**WHAT THE TASK REQUIRES**
Go through the entries one line at a time, and gather every line that has the word "Фалеса".

........

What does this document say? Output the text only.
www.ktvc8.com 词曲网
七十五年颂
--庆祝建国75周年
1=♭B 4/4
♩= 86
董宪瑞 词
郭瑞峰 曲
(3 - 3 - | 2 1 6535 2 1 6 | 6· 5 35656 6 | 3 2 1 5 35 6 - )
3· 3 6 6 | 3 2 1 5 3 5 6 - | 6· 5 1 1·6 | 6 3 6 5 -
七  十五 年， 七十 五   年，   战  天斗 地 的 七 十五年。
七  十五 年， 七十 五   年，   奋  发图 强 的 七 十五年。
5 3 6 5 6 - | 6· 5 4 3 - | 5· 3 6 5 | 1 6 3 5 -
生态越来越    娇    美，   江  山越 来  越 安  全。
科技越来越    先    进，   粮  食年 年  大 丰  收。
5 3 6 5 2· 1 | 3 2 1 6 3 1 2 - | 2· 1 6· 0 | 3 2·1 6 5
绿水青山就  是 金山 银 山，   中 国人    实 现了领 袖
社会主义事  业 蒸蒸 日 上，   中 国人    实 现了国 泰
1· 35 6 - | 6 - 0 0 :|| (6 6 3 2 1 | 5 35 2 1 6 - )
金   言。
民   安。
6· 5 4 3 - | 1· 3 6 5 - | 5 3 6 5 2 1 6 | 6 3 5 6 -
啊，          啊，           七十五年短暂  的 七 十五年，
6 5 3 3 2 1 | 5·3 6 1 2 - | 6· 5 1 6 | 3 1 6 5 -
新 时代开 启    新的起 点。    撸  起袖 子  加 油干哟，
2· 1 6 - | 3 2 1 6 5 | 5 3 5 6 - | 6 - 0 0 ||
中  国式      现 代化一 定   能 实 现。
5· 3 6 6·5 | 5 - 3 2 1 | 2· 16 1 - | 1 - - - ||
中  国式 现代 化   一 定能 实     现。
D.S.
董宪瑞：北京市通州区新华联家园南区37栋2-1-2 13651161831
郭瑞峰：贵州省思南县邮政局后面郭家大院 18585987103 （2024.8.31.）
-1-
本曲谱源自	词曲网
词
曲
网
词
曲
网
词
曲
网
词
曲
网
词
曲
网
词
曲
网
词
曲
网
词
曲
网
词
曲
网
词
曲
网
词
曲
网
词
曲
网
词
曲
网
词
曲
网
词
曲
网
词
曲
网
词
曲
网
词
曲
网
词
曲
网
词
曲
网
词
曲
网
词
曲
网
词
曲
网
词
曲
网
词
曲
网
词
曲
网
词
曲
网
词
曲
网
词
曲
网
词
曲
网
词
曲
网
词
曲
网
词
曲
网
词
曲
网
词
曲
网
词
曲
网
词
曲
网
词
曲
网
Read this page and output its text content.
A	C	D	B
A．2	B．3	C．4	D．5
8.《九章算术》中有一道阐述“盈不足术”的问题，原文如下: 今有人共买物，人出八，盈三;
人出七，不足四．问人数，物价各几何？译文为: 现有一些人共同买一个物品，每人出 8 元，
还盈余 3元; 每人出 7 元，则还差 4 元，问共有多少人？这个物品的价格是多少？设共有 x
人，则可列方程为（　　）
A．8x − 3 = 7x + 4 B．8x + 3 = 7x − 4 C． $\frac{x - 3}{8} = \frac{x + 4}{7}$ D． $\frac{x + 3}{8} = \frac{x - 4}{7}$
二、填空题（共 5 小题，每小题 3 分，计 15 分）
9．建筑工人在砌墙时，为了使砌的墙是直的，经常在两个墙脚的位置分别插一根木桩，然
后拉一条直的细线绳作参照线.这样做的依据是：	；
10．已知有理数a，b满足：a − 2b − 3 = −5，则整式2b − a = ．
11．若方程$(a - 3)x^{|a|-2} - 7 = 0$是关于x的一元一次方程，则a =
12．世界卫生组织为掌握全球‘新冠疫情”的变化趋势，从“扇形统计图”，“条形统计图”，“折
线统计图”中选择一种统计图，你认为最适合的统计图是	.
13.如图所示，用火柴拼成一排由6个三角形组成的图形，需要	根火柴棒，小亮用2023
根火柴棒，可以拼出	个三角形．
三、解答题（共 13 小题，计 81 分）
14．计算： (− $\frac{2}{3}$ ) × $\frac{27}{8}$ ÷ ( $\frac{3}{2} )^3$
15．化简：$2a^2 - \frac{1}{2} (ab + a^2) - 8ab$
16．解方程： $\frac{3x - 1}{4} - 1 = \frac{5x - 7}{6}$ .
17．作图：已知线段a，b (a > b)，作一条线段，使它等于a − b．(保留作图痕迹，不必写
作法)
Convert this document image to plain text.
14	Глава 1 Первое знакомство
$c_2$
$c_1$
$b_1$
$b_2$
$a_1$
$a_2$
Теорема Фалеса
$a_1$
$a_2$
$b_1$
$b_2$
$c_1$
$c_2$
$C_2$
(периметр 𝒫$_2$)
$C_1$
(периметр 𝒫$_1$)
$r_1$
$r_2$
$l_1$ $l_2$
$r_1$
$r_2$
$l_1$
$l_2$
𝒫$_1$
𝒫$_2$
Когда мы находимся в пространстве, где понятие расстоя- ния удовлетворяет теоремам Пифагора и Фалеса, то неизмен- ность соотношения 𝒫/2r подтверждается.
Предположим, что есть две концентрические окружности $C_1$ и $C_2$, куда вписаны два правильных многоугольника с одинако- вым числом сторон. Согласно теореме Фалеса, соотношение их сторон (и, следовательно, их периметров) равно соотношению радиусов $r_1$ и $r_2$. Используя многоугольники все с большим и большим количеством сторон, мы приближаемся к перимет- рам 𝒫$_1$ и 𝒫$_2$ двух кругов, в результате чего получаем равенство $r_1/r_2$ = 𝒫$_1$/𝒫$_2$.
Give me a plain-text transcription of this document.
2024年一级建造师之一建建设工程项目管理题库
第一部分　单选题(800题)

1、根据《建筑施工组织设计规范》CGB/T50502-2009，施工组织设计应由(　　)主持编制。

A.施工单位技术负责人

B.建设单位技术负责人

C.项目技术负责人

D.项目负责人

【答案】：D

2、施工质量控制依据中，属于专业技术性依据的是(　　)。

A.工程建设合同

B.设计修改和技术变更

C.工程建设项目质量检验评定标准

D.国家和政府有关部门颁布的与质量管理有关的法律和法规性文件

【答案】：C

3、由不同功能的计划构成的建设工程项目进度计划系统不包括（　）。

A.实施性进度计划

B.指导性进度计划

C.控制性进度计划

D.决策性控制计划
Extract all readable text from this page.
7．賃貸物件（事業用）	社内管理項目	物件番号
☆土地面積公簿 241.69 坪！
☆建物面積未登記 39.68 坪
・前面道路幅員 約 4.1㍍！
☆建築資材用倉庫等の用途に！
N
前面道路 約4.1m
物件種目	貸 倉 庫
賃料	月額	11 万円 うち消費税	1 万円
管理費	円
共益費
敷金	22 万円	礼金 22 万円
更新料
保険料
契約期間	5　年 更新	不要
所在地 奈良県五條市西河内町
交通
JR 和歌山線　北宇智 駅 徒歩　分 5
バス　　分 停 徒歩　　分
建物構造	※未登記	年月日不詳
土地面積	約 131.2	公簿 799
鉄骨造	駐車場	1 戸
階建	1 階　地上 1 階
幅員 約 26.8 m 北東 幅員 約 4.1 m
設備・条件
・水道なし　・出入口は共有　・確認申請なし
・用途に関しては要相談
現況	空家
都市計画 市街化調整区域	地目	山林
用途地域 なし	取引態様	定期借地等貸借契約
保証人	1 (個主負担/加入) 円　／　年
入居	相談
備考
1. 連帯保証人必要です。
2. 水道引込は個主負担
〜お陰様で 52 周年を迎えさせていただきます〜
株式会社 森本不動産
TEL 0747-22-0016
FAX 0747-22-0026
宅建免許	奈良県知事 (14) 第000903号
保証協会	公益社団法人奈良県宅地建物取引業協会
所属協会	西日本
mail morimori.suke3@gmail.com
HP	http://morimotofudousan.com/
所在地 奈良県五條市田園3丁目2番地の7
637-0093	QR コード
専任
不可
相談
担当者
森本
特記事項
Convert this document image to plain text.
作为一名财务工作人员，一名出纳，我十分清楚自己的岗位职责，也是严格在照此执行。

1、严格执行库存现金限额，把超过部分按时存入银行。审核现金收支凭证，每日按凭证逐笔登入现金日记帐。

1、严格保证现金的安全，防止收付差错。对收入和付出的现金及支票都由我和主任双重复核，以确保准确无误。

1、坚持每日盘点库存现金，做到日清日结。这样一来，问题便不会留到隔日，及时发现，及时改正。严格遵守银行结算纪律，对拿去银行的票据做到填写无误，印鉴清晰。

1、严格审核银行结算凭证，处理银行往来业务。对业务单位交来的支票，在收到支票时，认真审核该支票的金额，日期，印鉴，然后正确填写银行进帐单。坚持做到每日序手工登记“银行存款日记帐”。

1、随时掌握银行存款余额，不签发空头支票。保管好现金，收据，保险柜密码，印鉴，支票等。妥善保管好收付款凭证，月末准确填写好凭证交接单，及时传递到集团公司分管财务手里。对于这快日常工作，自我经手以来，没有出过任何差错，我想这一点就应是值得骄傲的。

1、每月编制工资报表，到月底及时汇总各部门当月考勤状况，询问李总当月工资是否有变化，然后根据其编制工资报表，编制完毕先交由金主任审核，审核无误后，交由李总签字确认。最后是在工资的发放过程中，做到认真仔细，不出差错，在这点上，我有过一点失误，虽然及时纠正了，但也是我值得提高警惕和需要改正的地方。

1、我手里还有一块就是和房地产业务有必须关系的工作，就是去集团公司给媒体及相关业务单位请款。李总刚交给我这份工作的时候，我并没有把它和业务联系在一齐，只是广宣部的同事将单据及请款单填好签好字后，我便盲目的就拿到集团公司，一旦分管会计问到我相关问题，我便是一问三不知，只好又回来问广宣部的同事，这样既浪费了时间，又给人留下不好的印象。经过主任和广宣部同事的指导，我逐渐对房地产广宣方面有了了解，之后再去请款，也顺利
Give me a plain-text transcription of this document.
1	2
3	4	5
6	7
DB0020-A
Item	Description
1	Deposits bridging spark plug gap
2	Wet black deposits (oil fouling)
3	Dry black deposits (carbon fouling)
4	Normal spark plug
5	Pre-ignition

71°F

........

**ANSWER TO THE EXERCISE**
Теорема Фалеса
Когда мы находимся в пространстве, где понятие расстоя- ния удовлетворяет теоремам Пифагора и Фалеса, то неизмен- ность соотношения 𝒫/2r подтверждается.
Предположим, что есть две концентрические окружности $C_1$ и $C_2$, куда вписаны два правильных многоугольника с одинако- вым числом сторон. Согласно теореме Фалеса, соотношение их сторон (и, следовательно, их периметров) равно соотношению радиусов $r_1$ и $r_2$. Используя многоугольники все с большим и большим количеством сторон, мы приближаемся к перимет- рам 𝒫$_1$ и 𝒫$_2$ двух кругов, в результате чего получаем равенство $r_1/r_2$ = 𝒫$_1$/𝒫$_2$.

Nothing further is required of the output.